_THE PROBLEM_:
Extract each line containing the string "JSON".

_INPUT DATA_:
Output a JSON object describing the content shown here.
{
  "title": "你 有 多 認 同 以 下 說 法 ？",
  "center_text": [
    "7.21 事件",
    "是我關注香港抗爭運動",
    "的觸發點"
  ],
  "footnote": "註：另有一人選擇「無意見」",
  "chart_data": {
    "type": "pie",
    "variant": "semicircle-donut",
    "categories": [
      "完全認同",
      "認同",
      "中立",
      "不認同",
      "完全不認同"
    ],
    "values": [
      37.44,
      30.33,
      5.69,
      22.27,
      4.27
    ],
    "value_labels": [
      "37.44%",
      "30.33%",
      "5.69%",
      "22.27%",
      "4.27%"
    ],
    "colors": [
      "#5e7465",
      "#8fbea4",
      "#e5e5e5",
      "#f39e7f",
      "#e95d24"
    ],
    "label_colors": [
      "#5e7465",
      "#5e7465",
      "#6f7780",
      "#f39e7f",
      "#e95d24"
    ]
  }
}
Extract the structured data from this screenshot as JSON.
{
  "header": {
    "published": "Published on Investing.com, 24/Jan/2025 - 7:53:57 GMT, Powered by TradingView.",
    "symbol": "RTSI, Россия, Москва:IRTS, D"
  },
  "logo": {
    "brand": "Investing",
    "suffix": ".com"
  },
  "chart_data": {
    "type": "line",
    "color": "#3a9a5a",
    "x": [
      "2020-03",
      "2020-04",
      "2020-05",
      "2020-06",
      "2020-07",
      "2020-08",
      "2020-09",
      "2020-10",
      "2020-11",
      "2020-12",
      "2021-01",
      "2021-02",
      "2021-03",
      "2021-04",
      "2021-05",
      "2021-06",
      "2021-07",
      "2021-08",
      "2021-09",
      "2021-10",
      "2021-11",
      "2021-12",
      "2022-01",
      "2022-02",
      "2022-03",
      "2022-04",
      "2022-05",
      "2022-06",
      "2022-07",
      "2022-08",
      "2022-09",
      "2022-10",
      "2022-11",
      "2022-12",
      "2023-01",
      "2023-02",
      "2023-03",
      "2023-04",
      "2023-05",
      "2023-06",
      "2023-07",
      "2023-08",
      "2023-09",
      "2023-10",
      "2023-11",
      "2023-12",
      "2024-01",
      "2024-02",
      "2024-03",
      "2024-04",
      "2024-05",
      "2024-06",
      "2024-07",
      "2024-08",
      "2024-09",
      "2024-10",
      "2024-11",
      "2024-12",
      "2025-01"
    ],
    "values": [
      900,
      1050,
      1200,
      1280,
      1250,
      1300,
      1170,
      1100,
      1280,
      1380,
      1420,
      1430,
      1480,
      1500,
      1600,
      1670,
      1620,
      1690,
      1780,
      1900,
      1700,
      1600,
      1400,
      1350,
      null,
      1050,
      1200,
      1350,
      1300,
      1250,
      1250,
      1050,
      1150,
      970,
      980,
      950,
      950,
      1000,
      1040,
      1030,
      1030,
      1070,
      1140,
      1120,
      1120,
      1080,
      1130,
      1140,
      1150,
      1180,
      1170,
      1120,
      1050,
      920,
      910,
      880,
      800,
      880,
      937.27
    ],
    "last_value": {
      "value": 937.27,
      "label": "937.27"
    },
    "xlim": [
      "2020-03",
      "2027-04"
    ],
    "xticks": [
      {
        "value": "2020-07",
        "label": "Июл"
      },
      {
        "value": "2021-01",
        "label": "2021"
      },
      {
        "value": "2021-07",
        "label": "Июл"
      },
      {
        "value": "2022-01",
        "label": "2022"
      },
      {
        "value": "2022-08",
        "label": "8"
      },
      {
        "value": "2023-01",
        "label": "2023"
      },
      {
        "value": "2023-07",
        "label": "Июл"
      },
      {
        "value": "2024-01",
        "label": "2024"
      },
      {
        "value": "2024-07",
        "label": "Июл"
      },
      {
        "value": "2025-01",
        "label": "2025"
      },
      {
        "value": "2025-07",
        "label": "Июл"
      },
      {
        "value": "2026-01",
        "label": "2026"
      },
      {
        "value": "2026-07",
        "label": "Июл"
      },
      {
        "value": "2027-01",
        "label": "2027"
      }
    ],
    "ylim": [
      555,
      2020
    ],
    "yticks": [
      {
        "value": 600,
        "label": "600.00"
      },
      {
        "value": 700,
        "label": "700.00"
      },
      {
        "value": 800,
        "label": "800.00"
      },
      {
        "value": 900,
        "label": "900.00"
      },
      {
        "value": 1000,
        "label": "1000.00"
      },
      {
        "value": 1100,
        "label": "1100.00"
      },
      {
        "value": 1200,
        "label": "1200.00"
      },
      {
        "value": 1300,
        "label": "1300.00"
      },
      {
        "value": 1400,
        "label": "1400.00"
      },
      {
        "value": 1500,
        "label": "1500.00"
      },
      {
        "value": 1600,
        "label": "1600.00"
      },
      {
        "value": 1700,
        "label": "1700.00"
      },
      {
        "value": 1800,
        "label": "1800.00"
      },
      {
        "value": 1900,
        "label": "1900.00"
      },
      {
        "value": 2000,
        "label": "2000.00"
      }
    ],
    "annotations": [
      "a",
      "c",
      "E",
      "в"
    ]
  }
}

_TASK SOLUTION_:
Output a JSON object describing the content shown here.
Extract the structured data from this screenshot as JSON.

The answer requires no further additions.